-- START Given data --
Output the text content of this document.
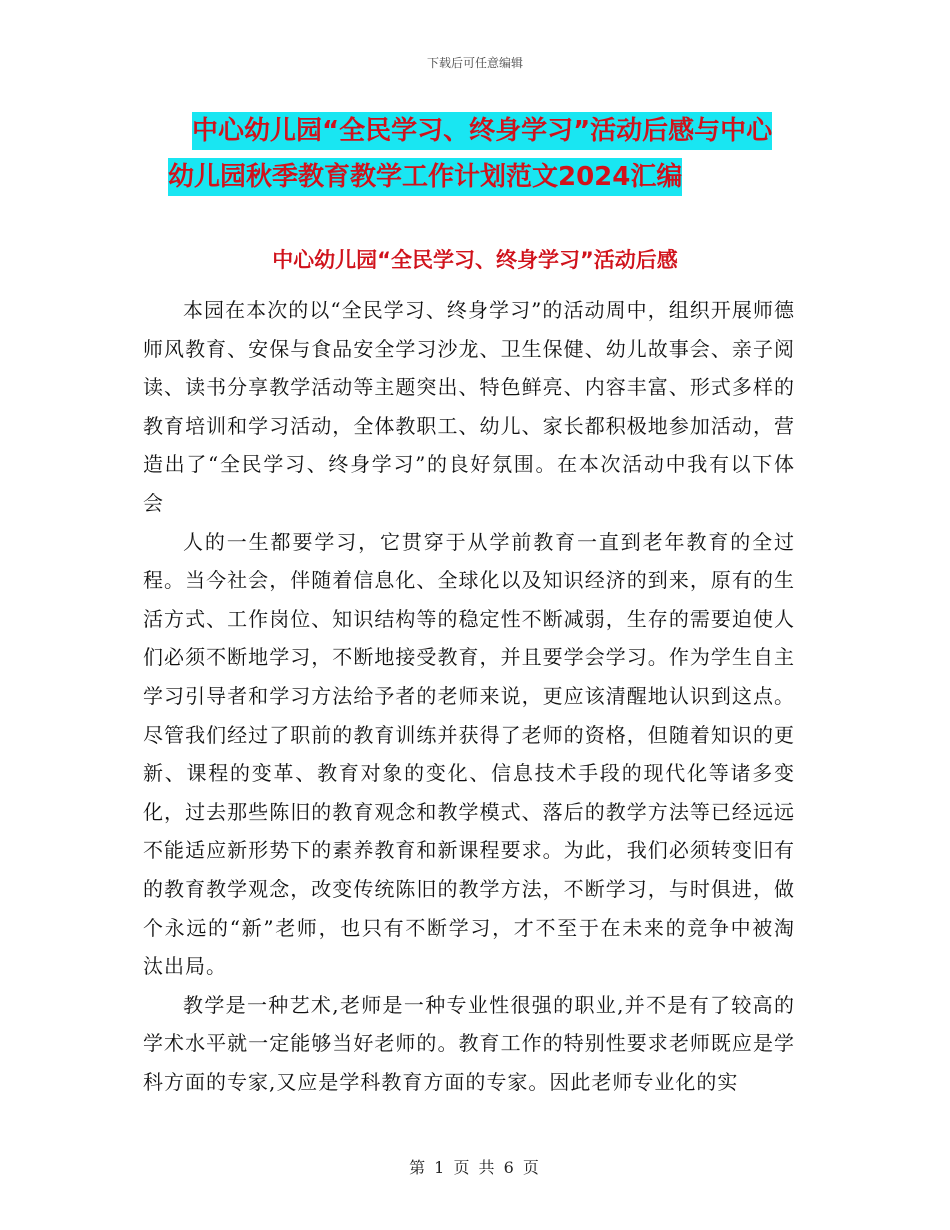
下载后可任意编辑
中心幼儿园“全民学习、终身学习”活动后感与中心
幼儿园秋季教育教学工作计划范文2024汇编
中心幼儿园“全民学习、终身学习”活动后感

本园在本次的以“全民学习、终身学习”的活动周中，组织开展师德师风教育、安保与食品安全学习沙龙、卫生保健、幼儿故事会、亲子阅读、读书分享教学活动等主题突出、特色鲜亮、内容丰富、形式多样的教育培训和学习活动，全体教职工、幼儿、家长都积极地参加活动，营造出了“全民学习、终身学习”的良好氛围。在本次活动中我有以下体会

人的一生都要学习，它贯穿于从学前教育一直到老年教育的全过程。当今社会，伴随着信息化、全球化以及知识经济的到来，原有的生活方式、工作岗位、知识结构等的稳定性不断减弱，生存的需要迫使人们必须不断地学习，不断地接受教育，并且要学会学习。作为学生自主学习引导者和学习方法给予者的老师来说，更应该清醒地认识到这点。尽管我们经过了职前的教育训练并获得了老师的资格，但随着知识的更新、课程的变革、教育对象的变化、信息技术手段的现代化等诸多变化，过去那些陈旧的教育观念和教学模式、落后的教学方法等已经远远不能适应新形势下的素养教育和新课程要求。为此，我们必须转变旧有的教育教学观念，改变传统陈旧的教学方法，不断学习，与时俱进，做个永远的“新”老师，也只有不断学习，才不至于在未来的竞争中被淘汰出局。

教学是一种艺术,老师是一种专业性很强的职业,并不是有了较高的学术水平就一定能够当好老师的。教育工作的特别性要求老师既应是学科方面的专家,又应是学科教育方面的专家。因此老师专业化的实

第 1 页 共 6 页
-- END Given data --
# Exercise aim
Copy out the whole listing exactly, and don't carry over any pictures.

# Result of this exercise
Output the text content of this document.
下载后可任意编辑
中心幼儿园“全民学习、终身学习”活动后感与中心
幼儿园秋季教育教学工作计划范文2024汇编
中心幼儿园“全民学习、终身学习”活动后感

本园在本次的以“全民学习、终身学习”的活动周中，组织开展师德师风教育、安保与食品安全学习沙龙、卫生保健、幼儿故事会、亲子阅读、读书分享教学活动等主题突出、特色鲜亮、内容丰富、形式多样的教育培训和学习活动，全体教职工、幼儿、家长都积极地参加活动，营造出了“全民学习、终身学习”的良好氛围。在本次活动中我有以下体会

人的一生都要学习，它贯穿于从学前教育一直到老年教育的全过程。当今社会，伴随着信息化、全球化以及知识经济的到来，原有的生活方式、工作岗位、知识结构等的稳定性不断减弱，生存的需要迫使人们必须不断地学习，不断地接受教育，并且要学会学习。作为学生自主学习引导者和学习方法给予者的老师来说，更应该清醒地认识到这点。尽管我们经过了职前的教育训练并获得了老师的资格，但随着知识的更新、课程的变革、教育对象的变化、信息技术手段的现代化等诸多变化，过去那些陈旧的教育观念和教学模式、落后的教学方法等已经远远不能适应新形势下的素养教育和新课程要求。为此，我们必须转变旧有的教育教学观念，改变传统陈旧的教学方法，不断学习，与时俱进，做个永远的“新”老师，也只有不断学习，才不至于在未来的竞争中被淘汰出局。

教学是一种艺术,老师是一种专业性很强的职业,并不是有了较高的学术水平就一定能够当好老师的。教育工作的特别性要求老师既应是学科方面的专家,又应是学科教育方面的专家。因此老师专业化的实

第 1 页 共 6 页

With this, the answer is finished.